* [WORK INSTRUCTIONS] Repeat the records word for word, excluding any picture.

* [MATERIAL SUPPLIED]
>> BEGIN
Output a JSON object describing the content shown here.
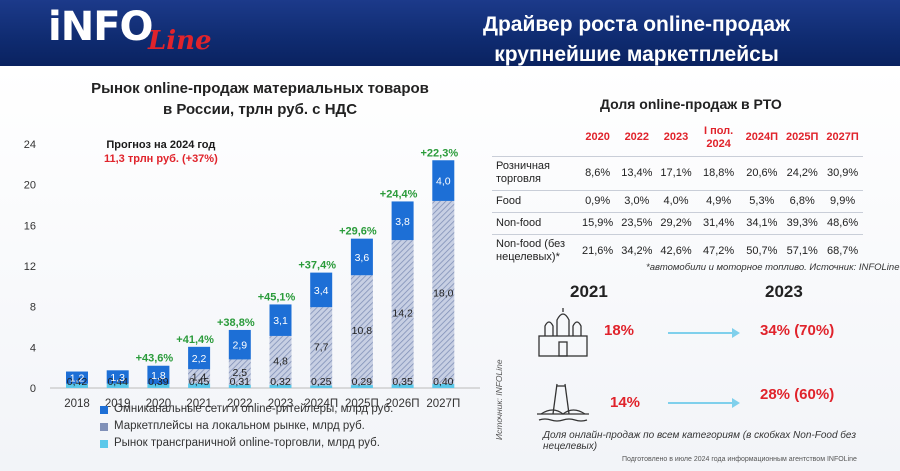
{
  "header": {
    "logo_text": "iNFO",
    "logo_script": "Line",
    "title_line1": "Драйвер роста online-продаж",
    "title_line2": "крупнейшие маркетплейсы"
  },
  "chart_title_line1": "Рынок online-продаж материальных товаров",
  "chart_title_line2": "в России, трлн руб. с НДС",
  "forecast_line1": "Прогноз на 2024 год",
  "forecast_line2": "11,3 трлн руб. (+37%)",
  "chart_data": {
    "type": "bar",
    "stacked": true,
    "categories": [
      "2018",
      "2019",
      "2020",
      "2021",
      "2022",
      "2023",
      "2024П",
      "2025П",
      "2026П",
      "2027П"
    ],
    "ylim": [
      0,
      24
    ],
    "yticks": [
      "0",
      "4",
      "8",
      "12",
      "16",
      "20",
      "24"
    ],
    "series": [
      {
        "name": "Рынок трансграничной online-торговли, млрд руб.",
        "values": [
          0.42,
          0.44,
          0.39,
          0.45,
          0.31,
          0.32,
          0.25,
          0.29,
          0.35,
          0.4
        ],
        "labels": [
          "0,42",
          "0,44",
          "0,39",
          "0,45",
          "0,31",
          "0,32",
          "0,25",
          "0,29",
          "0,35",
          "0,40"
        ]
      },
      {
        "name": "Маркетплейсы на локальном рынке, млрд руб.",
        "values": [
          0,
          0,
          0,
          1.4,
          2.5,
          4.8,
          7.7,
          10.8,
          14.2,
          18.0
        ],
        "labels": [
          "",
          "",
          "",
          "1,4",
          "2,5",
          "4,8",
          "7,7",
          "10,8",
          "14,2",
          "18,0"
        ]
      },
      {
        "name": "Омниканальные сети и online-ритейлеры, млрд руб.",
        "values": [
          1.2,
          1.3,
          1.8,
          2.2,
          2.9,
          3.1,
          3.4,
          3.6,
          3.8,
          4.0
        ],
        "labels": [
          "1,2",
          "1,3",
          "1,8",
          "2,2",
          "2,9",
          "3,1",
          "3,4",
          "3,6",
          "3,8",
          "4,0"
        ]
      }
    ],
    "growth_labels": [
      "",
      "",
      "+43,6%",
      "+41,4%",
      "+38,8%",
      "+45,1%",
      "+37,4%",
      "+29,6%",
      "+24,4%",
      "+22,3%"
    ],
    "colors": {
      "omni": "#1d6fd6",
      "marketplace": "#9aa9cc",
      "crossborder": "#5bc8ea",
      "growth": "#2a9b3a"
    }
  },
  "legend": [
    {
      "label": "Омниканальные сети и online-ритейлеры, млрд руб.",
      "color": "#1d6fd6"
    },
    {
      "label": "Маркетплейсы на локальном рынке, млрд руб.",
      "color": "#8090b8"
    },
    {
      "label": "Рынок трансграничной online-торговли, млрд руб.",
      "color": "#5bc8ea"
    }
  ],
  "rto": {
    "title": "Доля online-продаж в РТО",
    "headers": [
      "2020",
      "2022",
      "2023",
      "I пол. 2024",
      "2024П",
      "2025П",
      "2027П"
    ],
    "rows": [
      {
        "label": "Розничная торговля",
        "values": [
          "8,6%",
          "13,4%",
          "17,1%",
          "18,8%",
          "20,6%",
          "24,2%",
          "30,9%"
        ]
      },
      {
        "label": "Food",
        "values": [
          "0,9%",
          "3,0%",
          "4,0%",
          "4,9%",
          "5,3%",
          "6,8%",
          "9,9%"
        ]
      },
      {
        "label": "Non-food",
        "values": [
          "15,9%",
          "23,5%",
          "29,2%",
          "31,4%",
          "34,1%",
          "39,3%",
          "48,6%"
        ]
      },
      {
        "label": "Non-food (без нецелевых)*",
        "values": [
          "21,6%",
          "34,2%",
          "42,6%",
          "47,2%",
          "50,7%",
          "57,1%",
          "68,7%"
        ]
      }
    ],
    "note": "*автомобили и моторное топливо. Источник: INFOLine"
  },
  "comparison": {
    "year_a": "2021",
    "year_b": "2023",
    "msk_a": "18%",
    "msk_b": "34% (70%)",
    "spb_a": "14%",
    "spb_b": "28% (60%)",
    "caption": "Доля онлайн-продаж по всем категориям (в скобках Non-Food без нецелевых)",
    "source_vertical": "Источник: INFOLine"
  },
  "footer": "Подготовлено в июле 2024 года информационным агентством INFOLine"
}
>> END
* [RESPONSE]
Output a JSON object describing the content shown here.
{
  "header": {
    "logo_text": "iNFO",
    "logo_script": "Line",
    "title_line1": "Драйвер роста online-продаж",
    "title_line2": "крупнейшие маркетплейсы"
  },
  "chart_title_line1": "Рынок online-продаж материальных товаров",
  "chart_title_line2": "в России, трлн руб. с НДС",
  "forecast_line1": "Прогноз на 2024 год",
  "forecast_line2": "11,3 трлн руб. (+37%)",
  "chart_data": {
    "type": "bar",
    "stacked": true,
    "categories": [
      "2018",
      "2019",
      "2020",
      "2021",
      "2022",
      "2023",
      "2024П",
      "2025П",
      "2026П",
      "2027П"
    ],
    "ylim": [
      0,
      24
    ],
    "yticks": [
      "0",
      "4",
      "8",
      "12",
      "16",
      "20",
      "24"
    ],
    "series": [
      {
        "name": "Рынок трансграничной online-торговли, млрд руб.",
        "values": [
          0.42,
          0.44,
          0.39,
          0.45,
          0.31,
          0.32,
          0.25,
          0.29,
          0.35,
          0.4
        ],
        "labels": [
          "0,42",
          "0,44",
          "0,39",
          "0,45",
          "0,31",
          "0,32",
          "0,25",
          "0,29",
          "0,35",
          "0,40"
        ]
      },
      {
        "name": "Маркетплейсы на локальном рынке, млрд руб.",
        "values": [
          0,
          0,
          0,
          1.4,
          2.5,
          4.8,
          7.7,
          10.8,
          14.2,
          18.0
        ],
        "labels": [
          "",
          "",
          "",
          "1,4",
          "2,5",
          "4,8",
          "7,7",
          "10,8",
          "14,2",
          "18,0"
        ]
      },
      {
        "name": "Омниканальные сети и online-ритейлеры, млрд руб.",
        "values": [
          1.2,
          1.3,
          1.8,
          2.2,
          2.9,
          3.1,
          3.4,
          3.6,
          3.8,
          4.0
        ],
        "labels": [
          "1,2",
          "1,3",
          "1,8",
          "2,2",
          "2,9",
          "3,1",
          "3,4",
          "3,6",
          "3,8",
          "4,0"
        ]
      }
    ],
    "growth_labels": [
      "",
      "",
      "+43,6%",
      "+41,4%",
      "+38,8%",
      "+45,1%",
      "+37,4%",
      "+29,6%",
      "+24,4%",
      "+22,3%"
    ],
    "colors": {
      "omni": "#1d6fd6",
      "marketplace": "#9aa9cc",
      "crossborder": "#5bc8ea",
      "growth": "#2a9b3a"
    }
  },
  "legend": [
    {
      "label": "Омниканальные сети и online-ритейлеры, млрд руб.",
      "color": "#1d6fd6"
    },
    {
      "label": "Маркетплейсы на локальном рынке, млрд руб.",
      "color": "#8090b8"
    },
    {
      "label": "Рынок трансграничной online-торговли, млрд руб.",
      "color": "#5bc8ea"
    }
  ],
  "rto": {
    "title": "Доля online-продаж в РТО",
    "headers": [
      "2020",
      "2022",
      "2023",
      "I пол. 2024",
      "2024П",
      "2025П",
      "2027П"
    ],
    "rows": [
      {
        "label": "Розничная торговля",
        "values": [
          "8,6%",
          "13,4%",
          "17,1%",
          "18,8%",
          "20,6%",
          "24,2%",
          "30,9%"
        ]
      },
      {
        "label": "Food",
        "values": [
          "0,9%",
          "3,0%",
          "4,0%",
          "4,9%",
          "5,3%",
          "6,8%",
          "9,9%"
        ]
      },
      {
        "label": "Non-food",
        "values": [
          "15,9%",
          "23,5%",
          "29,2%",
          "31,4%",
          "34,1%",
          "39,3%",
          "48,6%"
        ]
      },
      {
        "label": "Non-food (без нецелевых)*",
        "values": [
          "21,6%",
          "34,2%",
          "42,6%",
          "47,2%",
          "50,7%",
          "57,1%",
          "68,7%"
        ]
      }
    ],
    "note": "*автомобили и моторное топливо. Источник: INFOLine"
  },
  "comparison": {
    "year_a": "2021",
    "year_b": "2023",
    "msk_a": "18%",
    "msk_b": "34% (70%)",
    "spb_a": "14%",
    "spb_b": "28% (60%)",
    "caption": "Доля онлайн-продаж по всем категориям (в скобках Non-Food без нецелевых)",
    "source_vertical": "Источник: INFOLine"
  },
  "footer": "Подготовлено в июле 2024 года информационным агентством INFOLine"
}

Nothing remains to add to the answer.